◆ **WHAT IS BEING ASKED**: Give the number of lines containing the word "note", and nothing else.

▬▬▬▬▬▬▬▬▬▬

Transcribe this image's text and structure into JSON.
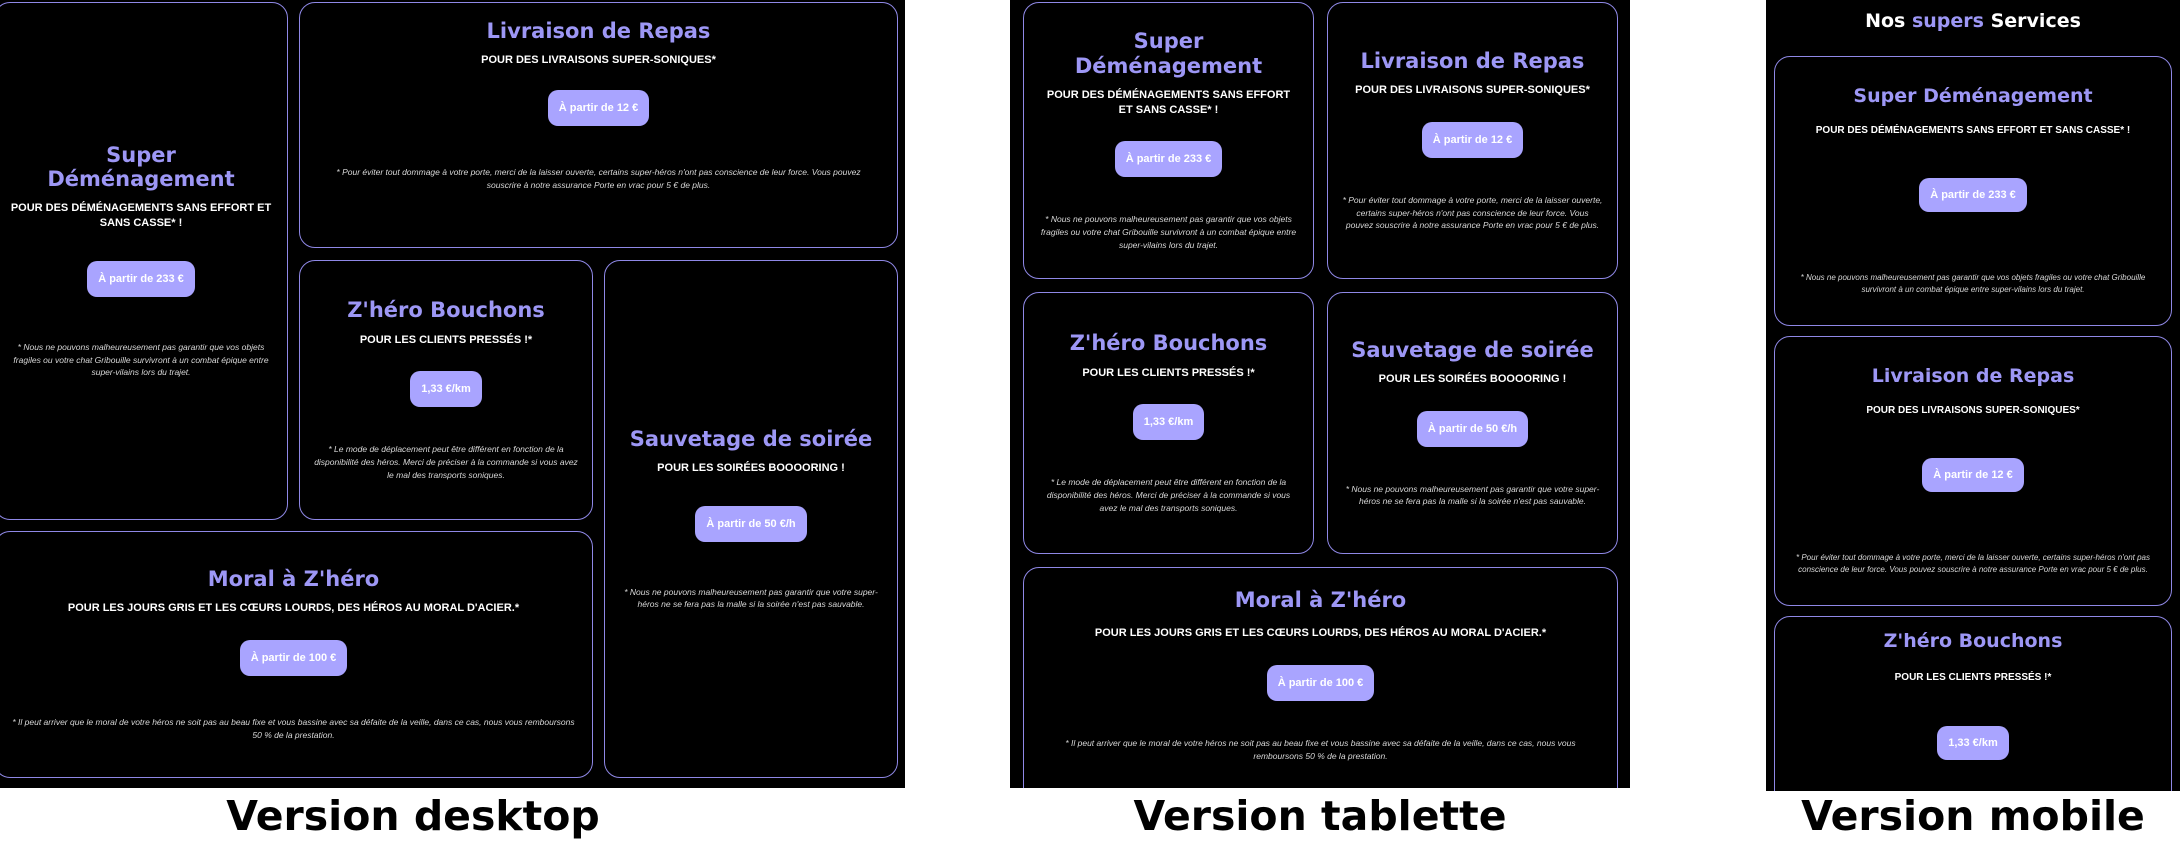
{
  "services": {
    "demenagement": {
      "title": "Super Déménagement",
      "subtitle": "POUR DES DÉMÉNAGEMENTS SANS EFFORT ET SANS CASSE* !",
      "price": "À partir de 233 €",
      "note": "* Nous ne pouvons malheureusement pas garantir que vos objets fragiles ou votre chat Gribouille survivront à un combat épique entre super-vilains lors du trajet."
    },
    "livraison": {
      "title": "Livraison de Repas",
      "subtitle": "POUR DES LIVRAISONS SUPER-SONIQUES*",
      "price": "À partir de 12 €",
      "note": "* Pour éviter tout dommage à votre porte, merci de la laisser ouverte, certains super-héros n'ont pas conscience de leur force. Vous pouvez souscrire à notre assurance Porte en vrac pour 5 € de plus."
    },
    "bouchons": {
      "title": "Z'héro Bouchons",
      "subtitle": "POUR LES CLIENTS PRESSÉS !*",
      "price": "1,33 €/km",
      "note": "* Le mode de déplacement peut être différent en fonction de la disponibilité des héros. Merci de préciser à la commande si vous avez le mal des transports soniques."
    },
    "soiree": {
      "title": "Sauvetage de soirée",
      "subtitle": "POUR LES SOIRÉES BOOOORING !",
      "price": "À partir de 50 €/h",
      "note": "* Nous ne pouvons malheureusement pas garantir que votre super-héros ne se fera pas la malle si la soirée n'est pas sauvable."
    },
    "moral": {
      "title": "Moral à Z'héro",
      "subtitle": "POUR LES JOURS GRIS ET LES CŒURS LOURDS, DES HÉROS AU MORAL D'ACIER.*",
      "price": "À partir de 100 €",
      "note": "* Il peut arriver que le moral de votre héros ne soit pas au beau fixe et vous bassine avec sa défaite de la veille, dans ce cas, nous vous remboursons 50 % de la prestation."
    }
  },
  "mobile_heading": {
    "part1": "Nos",
    "part2": "supers",
    "part3": "Services"
  },
  "captions": {
    "desktop": "Version desktop",
    "tablet": "Version tablette",
    "mobile": "Version mobile"
  },
  "colors": {
    "accent": "#9d97f5",
    "button": "#a9a4ff",
    "border": "#8f88e6",
    "background": "#000000"
  }
}
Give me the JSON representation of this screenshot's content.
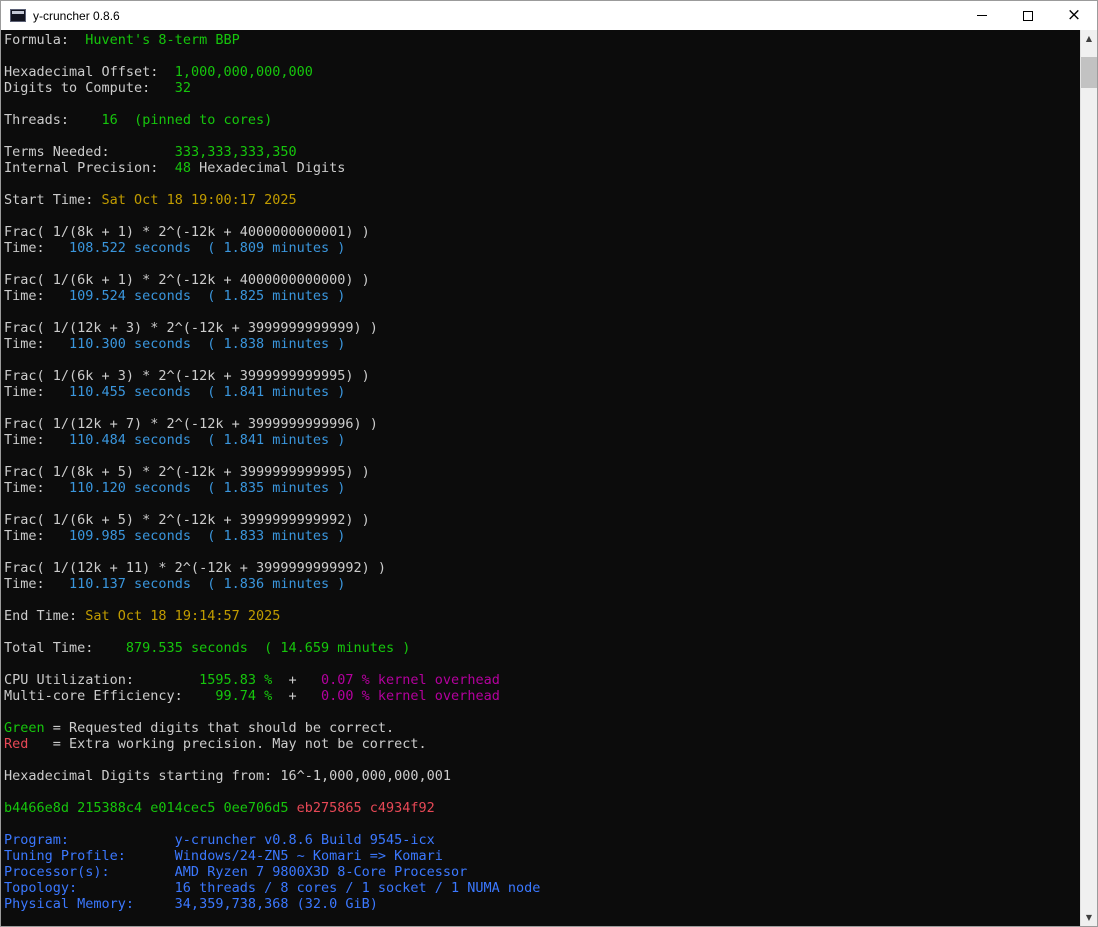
{
  "window": {
    "title": "y-cruncher 0.8.6"
  },
  "icons": {
    "scroll_up": "▲",
    "scroll_down": "▼",
    "close": "×"
  },
  "palette": {
    "white": "#CCCCCC",
    "green": "#16C60C",
    "yellow": "#C19C00",
    "cyan": "#3A96DD",
    "magenta": "#B4009E",
    "red": "#E74856",
    "blue": "#3B78FF",
    "background": "#0C0C0C"
  },
  "console": {
    "lines": [
      [
        [
          "Formula:  ",
          "white"
        ],
        [
          "Huvent's 8-term BBP",
          "green"
        ]
      ],
      [],
      [
        [
          "Hexadecimal Offset:  ",
          "white"
        ],
        [
          "1,000,000,000,000",
          "green"
        ]
      ],
      [
        [
          "Digits to Compute:   ",
          "white"
        ],
        [
          "32",
          "green"
        ]
      ],
      [],
      [
        [
          "Threads:    ",
          "white"
        ],
        [
          "16",
          "green"
        ],
        [
          "  ",
          "white"
        ],
        [
          "(pinned to cores)",
          "green"
        ]
      ],
      [],
      [
        [
          "Terms Needed:        ",
          "white"
        ],
        [
          "333,333,333,350",
          "green"
        ]
      ],
      [
        [
          "Internal Precision:  ",
          "white"
        ],
        [
          "48",
          "green"
        ],
        [
          " Hexadecimal Digits",
          "white"
        ]
      ],
      [],
      [
        [
          "Start Time: ",
          "white"
        ],
        [
          "Sat Oct 18 19:00:17 2025",
          "yellow"
        ]
      ],
      [],
      [
        [
          "Frac( 1/(8k + 1) * 2^(-12k + 4000000000001) )",
          "white"
        ]
      ],
      [
        [
          "Time:   ",
          "white"
        ],
        [
          "108.522 seconds  ( 1.809 minutes )",
          "cyan"
        ]
      ],
      [],
      [
        [
          "Frac( 1/(6k + 1) * 2^(-12k + 4000000000000) )",
          "white"
        ]
      ],
      [
        [
          "Time:   ",
          "white"
        ],
        [
          "109.524 seconds  ( 1.825 minutes )",
          "cyan"
        ]
      ],
      [],
      [
        [
          "Frac( 1/(12k + 3) * 2^(-12k + 3999999999999) )",
          "white"
        ]
      ],
      [
        [
          "Time:   ",
          "white"
        ],
        [
          "110.300 seconds  ( 1.838 minutes )",
          "cyan"
        ]
      ],
      [],
      [
        [
          "Frac( 1/(6k + 3) * 2^(-12k + 3999999999995) )",
          "white"
        ]
      ],
      [
        [
          "Time:   ",
          "white"
        ],
        [
          "110.455 seconds  ( 1.841 minutes )",
          "cyan"
        ]
      ],
      [],
      [
        [
          "Frac( 1/(12k + 7) * 2^(-12k + 3999999999996) )",
          "white"
        ]
      ],
      [
        [
          "Time:   ",
          "white"
        ],
        [
          "110.484 seconds  ( 1.841 minutes )",
          "cyan"
        ]
      ],
      [],
      [
        [
          "Frac( 1/(8k + 5) * 2^(-12k + 3999999999995) )",
          "white"
        ]
      ],
      [
        [
          "Time:   ",
          "white"
        ],
        [
          "110.120 seconds  ( 1.835 minutes )",
          "cyan"
        ]
      ],
      [],
      [
        [
          "Frac( 1/(6k + 5) * 2^(-12k + 3999999999992) )",
          "white"
        ]
      ],
      [
        [
          "Time:   ",
          "white"
        ],
        [
          "109.985 seconds  ( 1.833 minutes )",
          "cyan"
        ]
      ],
      [],
      [
        [
          "Frac( 1/(12k + 11) * 2^(-12k + 3999999999992) )",
          "white"
        ]
      ],
      [
        [
          "Time:   ",
          "white"
        ],
        [
          "110.137 seconds  ( 1.836 minutes )",
          "cyan"
        ]
      ],
      [],
      [
        [
          "End Time: ",
          "white"
        ],
        [
          "Sat Oct 18 19:14:57 2025",
          "yellow"
        ]
      ],
      [],
      [
        [
          "Total Time:    ",
          "white"
        ],
        [
          "879.535 seconds  ( 14.659 minutes )",
          "green"
        ]
      ],
      [],
      [
        [
          "CPU Utilization:        ",
          "white"
        ],
        [
          "1595.83 %",
          "green"
        ],
        [
          "  +   ",
          "white"
        ],
        [
          "0.07 % kernel overhead",
          "magenta"
        ]
      ],
      [
        [
          "Multi-core Efficiency:    ",
          "white"
        ],
        [
          "99.74 %",
          "green"
        ],
        [
          "  +   ",
          "white"
        ],
        [
          "0.00 % kernel overhead",
          "magenta"
        ]
      ],
      [],
      [
        [
          "Green",
          "green"
        ],
        [
          " = Requested digits that should be correct.",
          "white"
        ]
      ],
      [
        [
          "Red",
          "red"
        ],
        [
          "   = Extra working precision. May not be correct.",
          "white"
        ]
      ],
      [],
      [
        [
          "Hexadecimal Digits starting from: 16^-1,000,000,000,001",
          "white"
        ]
      ],
      [],
      [
        [
          "b4466e8d 215388c4 e014cec5 0ee706d5 ",
          "green"
        ],
        [
          "eb275865 c4934f92",
          "red"
        ]
      ],
      [],
      [
        [
          "Program:             y-cruncher v0.8.6 Build 9545-icx",
          "blue"
        ]
      ],
      [
        [
          "Tuning Profile:      Windows/24-ZN5 ~ Komari => Komari",
          "blue"
        ]
      ],
      [
        [
          "Processor(s):        AMD Ryzen 7 9800X3D 8-Core Processor",
          "blue"
        ]
      ],
      [
        [
          "Topology:            16 threads / 8 cores / 1 socket / 1 NUMA node",
          "blue"
        ]
      ],
      [
        [
          "Physical Memory:     34,359,738,368 (32.0 GiB)",
          "blue"
        ]
      ]
    ]
  }
}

▬▬▬▬▬▬▬▬▬▬

◆ **EXERCISE OUTPUT**: 5